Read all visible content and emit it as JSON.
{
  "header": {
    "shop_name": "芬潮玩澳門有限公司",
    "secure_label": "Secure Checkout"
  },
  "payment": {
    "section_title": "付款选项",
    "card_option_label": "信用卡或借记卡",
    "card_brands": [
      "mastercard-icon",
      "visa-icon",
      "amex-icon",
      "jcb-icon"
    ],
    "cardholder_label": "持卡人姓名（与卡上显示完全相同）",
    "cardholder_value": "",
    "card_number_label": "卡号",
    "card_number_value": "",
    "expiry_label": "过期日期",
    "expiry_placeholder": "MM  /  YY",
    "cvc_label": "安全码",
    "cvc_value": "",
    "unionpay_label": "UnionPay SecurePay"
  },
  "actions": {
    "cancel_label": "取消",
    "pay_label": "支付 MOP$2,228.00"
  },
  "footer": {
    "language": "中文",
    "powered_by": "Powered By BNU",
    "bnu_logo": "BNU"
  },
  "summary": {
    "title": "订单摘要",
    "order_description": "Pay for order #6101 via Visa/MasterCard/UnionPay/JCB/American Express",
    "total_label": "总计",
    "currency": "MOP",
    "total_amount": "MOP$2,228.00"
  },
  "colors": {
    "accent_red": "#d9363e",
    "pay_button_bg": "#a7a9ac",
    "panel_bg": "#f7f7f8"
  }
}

++++

- **CHALLENGE**
Repeat the records above exactly, from the first line to the last.

- **EXERCISE OUTPUT**
Read all visible content and emit it as JSON.
{
  "header": {
    "shop_name": "芬潮玩澳門有限公司",
    "secure_label": "Secure Checkout"
  },
  "payment": {
    "section_title": "付款选项",
    "card_option_label": "信用卡或借记卡",
    "card_brands": [
      "mastercard-icon",
      "visa-icon",
      "amex-icon",
      "jcb-icon"
    ],
    "cardholder_label": "持卡人姓名（与卡上显示完全相同）",
    "cardholder_value": "",
    "card_number_label": "卡号",
    "card_number_value": "",
    "expiry_label": "过期日期",
    "expiry_placeholder": "MM  /  YY",
    "cvc_label": "安全码",
    "cvc_value": "",
    "unionpay_label": "UnionPay SecurePay"
  },
  "actions": {
    "cancel_label": "取消",
    "pay_label": "支付 MOP$2,228.00"
  },
  "footer": {
    "language": "中文",
    "powered_by": "Powered By BNU",
    "bnu_logo": "BNU"
  },
  "summary": {
    "title": "订单摘要",
    "order_description": "Pay for order #6101 via Visa/MasterCard/UnionPay/JCB/American Express",
    "total_label": "总计",
    "currency": "MOP",
    "total_amount": "MOP$2,228.00"
  },
  "colors": {
    "accent_red": "#d9363e",
    "pay_button_bg": "#a7a9ac",
    "panel_bg": "#f7f7f8"
  }
}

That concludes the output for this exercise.